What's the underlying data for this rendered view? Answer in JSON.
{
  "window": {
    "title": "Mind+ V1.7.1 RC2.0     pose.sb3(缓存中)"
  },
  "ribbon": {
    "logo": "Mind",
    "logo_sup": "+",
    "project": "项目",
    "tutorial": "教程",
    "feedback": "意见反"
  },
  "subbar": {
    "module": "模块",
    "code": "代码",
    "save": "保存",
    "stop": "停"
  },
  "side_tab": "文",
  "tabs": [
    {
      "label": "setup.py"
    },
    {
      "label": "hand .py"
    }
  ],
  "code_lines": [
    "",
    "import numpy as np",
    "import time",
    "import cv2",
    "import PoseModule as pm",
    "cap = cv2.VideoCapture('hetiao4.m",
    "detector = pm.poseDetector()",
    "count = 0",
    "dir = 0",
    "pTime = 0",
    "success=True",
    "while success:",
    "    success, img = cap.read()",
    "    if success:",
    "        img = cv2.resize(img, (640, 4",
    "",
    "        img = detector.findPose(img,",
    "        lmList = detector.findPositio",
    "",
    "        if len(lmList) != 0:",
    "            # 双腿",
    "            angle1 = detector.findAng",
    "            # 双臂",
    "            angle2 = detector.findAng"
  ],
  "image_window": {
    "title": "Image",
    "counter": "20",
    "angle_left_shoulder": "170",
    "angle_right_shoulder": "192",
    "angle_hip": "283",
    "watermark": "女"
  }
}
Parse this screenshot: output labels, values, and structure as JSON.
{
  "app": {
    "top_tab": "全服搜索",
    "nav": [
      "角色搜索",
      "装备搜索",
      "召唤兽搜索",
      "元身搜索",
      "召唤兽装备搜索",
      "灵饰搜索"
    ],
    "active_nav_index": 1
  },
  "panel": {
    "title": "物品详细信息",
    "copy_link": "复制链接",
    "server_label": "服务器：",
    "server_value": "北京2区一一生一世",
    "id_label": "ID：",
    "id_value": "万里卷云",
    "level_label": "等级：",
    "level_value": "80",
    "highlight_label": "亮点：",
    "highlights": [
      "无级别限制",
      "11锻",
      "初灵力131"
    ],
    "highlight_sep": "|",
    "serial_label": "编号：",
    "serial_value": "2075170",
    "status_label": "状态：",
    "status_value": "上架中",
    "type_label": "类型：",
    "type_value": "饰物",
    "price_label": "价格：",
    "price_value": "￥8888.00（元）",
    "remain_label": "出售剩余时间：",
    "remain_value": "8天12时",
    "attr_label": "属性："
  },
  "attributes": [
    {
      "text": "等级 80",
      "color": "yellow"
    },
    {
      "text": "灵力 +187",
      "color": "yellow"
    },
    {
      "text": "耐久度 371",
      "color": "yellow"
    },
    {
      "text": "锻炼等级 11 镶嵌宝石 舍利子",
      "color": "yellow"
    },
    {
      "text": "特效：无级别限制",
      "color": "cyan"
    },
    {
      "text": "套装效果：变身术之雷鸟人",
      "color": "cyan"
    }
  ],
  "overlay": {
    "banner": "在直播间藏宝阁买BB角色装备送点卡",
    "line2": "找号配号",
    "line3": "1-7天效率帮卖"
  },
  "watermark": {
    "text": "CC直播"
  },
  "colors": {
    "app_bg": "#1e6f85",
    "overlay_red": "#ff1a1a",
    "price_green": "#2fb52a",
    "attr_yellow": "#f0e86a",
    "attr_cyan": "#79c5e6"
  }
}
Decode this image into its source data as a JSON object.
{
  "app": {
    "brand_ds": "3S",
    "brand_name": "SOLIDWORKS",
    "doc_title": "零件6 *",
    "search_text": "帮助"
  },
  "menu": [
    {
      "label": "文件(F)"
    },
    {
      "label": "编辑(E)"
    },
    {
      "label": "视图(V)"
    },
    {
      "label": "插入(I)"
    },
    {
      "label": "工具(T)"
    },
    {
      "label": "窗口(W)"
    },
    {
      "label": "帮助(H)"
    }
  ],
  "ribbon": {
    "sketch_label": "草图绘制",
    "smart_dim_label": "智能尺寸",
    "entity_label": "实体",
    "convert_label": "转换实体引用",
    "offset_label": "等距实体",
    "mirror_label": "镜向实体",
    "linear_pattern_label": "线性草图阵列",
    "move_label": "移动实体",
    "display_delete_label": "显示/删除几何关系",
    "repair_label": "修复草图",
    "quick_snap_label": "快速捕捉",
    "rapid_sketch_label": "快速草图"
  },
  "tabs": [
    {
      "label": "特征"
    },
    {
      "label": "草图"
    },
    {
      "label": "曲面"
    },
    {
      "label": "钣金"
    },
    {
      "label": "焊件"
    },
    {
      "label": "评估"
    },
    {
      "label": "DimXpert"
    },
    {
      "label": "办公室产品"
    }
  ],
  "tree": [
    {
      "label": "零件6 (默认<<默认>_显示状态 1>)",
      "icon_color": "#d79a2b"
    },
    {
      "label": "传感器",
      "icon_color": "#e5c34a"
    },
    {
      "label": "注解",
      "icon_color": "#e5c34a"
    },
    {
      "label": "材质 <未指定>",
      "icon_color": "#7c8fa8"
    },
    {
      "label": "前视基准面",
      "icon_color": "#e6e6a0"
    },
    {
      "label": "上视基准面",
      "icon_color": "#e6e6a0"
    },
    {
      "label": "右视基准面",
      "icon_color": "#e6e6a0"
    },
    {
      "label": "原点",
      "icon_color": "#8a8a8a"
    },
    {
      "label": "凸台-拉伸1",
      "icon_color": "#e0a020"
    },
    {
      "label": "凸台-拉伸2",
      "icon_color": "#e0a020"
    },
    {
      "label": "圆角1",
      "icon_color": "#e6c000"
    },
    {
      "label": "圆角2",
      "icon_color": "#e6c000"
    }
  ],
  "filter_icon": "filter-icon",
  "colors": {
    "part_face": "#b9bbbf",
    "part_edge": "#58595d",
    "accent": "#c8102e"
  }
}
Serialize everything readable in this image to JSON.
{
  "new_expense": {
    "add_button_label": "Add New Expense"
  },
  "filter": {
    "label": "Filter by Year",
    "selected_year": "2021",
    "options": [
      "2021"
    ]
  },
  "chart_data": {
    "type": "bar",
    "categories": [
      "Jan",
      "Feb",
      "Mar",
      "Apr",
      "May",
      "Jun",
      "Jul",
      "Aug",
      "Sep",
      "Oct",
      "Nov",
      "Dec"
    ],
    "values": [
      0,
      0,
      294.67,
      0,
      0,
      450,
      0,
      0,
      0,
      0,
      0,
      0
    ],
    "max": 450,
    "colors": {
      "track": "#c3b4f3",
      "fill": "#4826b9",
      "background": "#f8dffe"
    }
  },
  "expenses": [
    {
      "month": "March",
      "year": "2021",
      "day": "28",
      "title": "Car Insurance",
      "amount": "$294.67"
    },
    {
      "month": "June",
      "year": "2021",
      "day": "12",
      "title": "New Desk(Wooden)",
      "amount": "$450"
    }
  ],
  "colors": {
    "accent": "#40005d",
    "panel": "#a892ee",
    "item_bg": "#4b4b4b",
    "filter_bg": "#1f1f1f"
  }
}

Task brief ▸ Exactly as they are written, print the entries again.

Task solution ▸
What's the underlying data for this rendered view? Answer in JSON.
{
  "window": {
    "title": "Mind+ V1.7.1 RC2.0     pose.sb3(缓存中)"
  },
  "ribbon": {
    "logo": "Mind",
    "logo_sup": "+",
    "project": "项目",
    "tutorial": "教程",
    "feedback": "意见反"
  },
  "subbar": {
    "module": "模块",
    "code": "代码",
    "save": "保存",
    "stop": "停"
  },
  "side_tab": "文",
  "tabs": [
    {
      "label": "setup.py"
    },
    {
      "label": "hand .py"
    }
  ],
  "code_lines": [
    "",
    "import numpy as np",
    "import time",
    "import cv2",
    "import PoseModule as pm",
    "cap = cv2.VideoCapture('hetiao4.m",
    "detector = pm.poseDetector()",
    "count = 0",
    "dir = 0",
    "pTime = 0",
    "success=True",
    "while success:",
    "    success, img = cap.read()",
    "    if success:",
    "        img = cv2.resize(img, (640, 4",
    "",
    "        img = detector.findPose(img,",
    "        lmList = detector.findPositio",
    "",
    "        if len(lmList) != 0:",
    "            # 双腿",
    "            angle1 = detector.findAng",
    "            # 双臂",
    "            angle2 = detector.findAng"
  ],
  "image_window": {
    "title": "Image",
    "counter": "20",
    "angle_left_shoulder": "170",
    "angle_right_shoulder": "192",
    "angle_hip": "283",
    "watermark": "女"
  }
}
Parse this screenshot: output labels, values, and structure as JSON.
{
  "app": {
    "top_tab": "全服搜索",
    "nav": [
      "角色搜索",
      "装备搜索",
      "召唤兽搜索",
      "元身搜索",
      "召唤兽装备搜索",
      "灵饰搜索"
    ],
    "active_nav_index": 1
  },
  "panel": {
    "title": "物品详细信息",
    "copy_link": "复制链接",
    "server_label": "服务器：",
    "server_value": "北京2区一一生一世",
    "id_label": "ID：",
    "id_value": "万里卷云",
    "level_label": "等级：",
    "level_value": "80",
    "highlight_label": "亮点：",
    "highlights": [
      "无级别限制",
      "11锻",
      "初灵力131"
    ],
    "highlight_sep": "|",
    "serial_label": "编号：",
    "serial_value": "2075170",
    "status_label": "状态：",
    "status_value": "上架中",
    "type_label": "类型：",
    "type_value": "饰物",
    "price_label": "价格：",
    "price_value": "￥8888.00（元）",
    "remain_label": "出售剩余时间：",
    "remain_value": "8天12时",
    "attr_label": "属性："
  },
  "attributes": [
    {
      "text": "等级 80",
      "color": "yellow"
    },
    {
      "text": "灵力 +187",
      "color": "yellow"
    },
    {
      "text": "耐久度 371",
      "color": "yellow"
    },
    {
      "text": "锻炼等级 11 镶嵌宝石 舍利子",
      "color": "yellow"
    },
    {
      "text": "特效：无级别限制",
      "color": "cyan"
    },
    {
      "text": "套装效果：变身术之雷鸟人",
      "color": "cyan"
    }
  ],
  "overlay": {
    "banner": "在直播间藏宝阁买BB角色装备送点卡",
    "line2": "找号配号",
    "line3": "1-7天效率帮卖"
  },
  "watermark": {
    "text": "CC直播"
  },
  "colors": {
    "app_bg": "#1e6f85",
    "overlay_red": "#ff1a1a",
    "price_green": "#2fb52a",
    "attr_yellow": "#f0e86a",
    "attr_cyan": "#79c5e6"
  }
}
Decode this image into its source data as a JSON object.
{
  "app": {
    "brand_ds": "3S",
    "brand_name": "SOLIDWORKS",
    "doc_title": "零件6 *",
    "search_text": "帮助"
  },
  "menu": [
    {
      "label": "文件(F)"
    },
    {
      "label": "编辑(E)"
    },
    {
      "label": "视图(V)"
    },
    {
      "label": "插入(I)"
    },
    {
      "label": "工具(T)"
    },
    {
      "label": "窗口(W)"
    },
    {
      "label": "帮助(H)"
    }
  ],
  "ribbon": {
    "sketch_label": "草图绘制",
    "smart_dim_label": "智能尺寸",
    "entity_label": "实体",
    "convert_label": "转换实体引用",
    "offset_label": "等距实体",
    "mirror_label": "镜向实体",
    "linear_pattern_label": "线性草图阵列",
    "move_label": "移动实体",
    "display_delete_label": "显示/删除几何关系",
    "repair_label": "修复草图",
    "quick_snap_label": "快速捕捉",
    "rapid_sketch_label": "快速草图"
  },
  "tabs": [
    {
      "label": "特征"
    },
    {
      "label": "草图"
    },
    {
      "label": "曲面"
    },
    {
      "label": "钣金"
    },
    {
      "label": "焊件"
    },
    {
      "label": "评估"
    },
    {
      "label": "DimXpert"
    },
    {
      "label": "办公室产品"
    }
  ],
  "tree": [
    {
      "label": "零件6 (默认<<默认>_显示状态 1>)",
      "icon_color": "#d79a2b"
    },
    {
      "label": "传感器",
      "icon_color": "#e5c34a"
    },
    {
      "label": "注解",
      "icon_color": "#e5c34a"
    },
    {
      "label": "材质 <未指定>",
      "icon_color": "#7c8fa8"
    },
    {
      "label": "前视基准面",
      "icon_color": "#e6e6a0"
    },
    {
      "label": "上视基准面",
      "icon_color": "#e6e6a0"
    },
    {
      "label": "右视基准面",
      "icon_color": "#e6e6a0"
    },
    {
      "label": "原点",
      "icon_color": "#8a8a8a"
    },
    {
      "label": "凸台-拉伸1",
      "icon_color": "#e0a020"
    },
    {
      "label": "凸台-拉伸2",
      "icon_color": "#e0a020"
    },
    {
      "label": "圆角1",
      "icon_color": "#e6c000"
    },
    {
      "label": "圆角2",
      "icon_color": "#e6c000"
    }
  ],
  "filter_icon": "filter-icon",
  "colors": {
    "part_face": "#b9bbbf",
    "part_edge": "#58595d",
    "accent": "#c8102e"
  }
}
Serialize everything readable in this image to JSON.
{
  "new_expense": {
    "add_button_label": "Add New Expense"
  },
  "filter": {
    "label": "Filter by Year",
    "selected_year": "2021",
    "options": [
      "2021"
    ]
  },
  "chart_data": {
    "type": "bar",
    "categories": [
      "Jan",
      "Feb",
      "Mar",
      "Apr",
      "May",
      "Jun",
      "Jul",
      "Aug",
      "Sep",
      "Oct",
      "Nov",
      "Dec"
    ],
    "values": [
      0,
      0,
      294.67,
      0,
      0,
      450,
      0,
      0,
      0,
      0,
      0,
      0
    ],
    "max": 450,
    "colors": {
      "track": "#c3b4f3",
      "fill": "#4826b9",
      "background": "#f8dffe"
    }
  },
  "expenses": [
    {
      "month": "March",
      "year": "2021",
      "day": "28",
      "title": "Car Insurance",
      "amount": "$294.67"
    },
    {
      "month": "June",
      "year": "2021",
      "day": "12",
      "title": "New Desk(Wooden)",
      "amount": "$450"
    }
  ],
  "colors": {
    "accent": "#40005d",
    "panel": "#a892ee",
    "item_bg": "#4b4b4b",
    "filter_bg": "#1f1f1f"
  }
}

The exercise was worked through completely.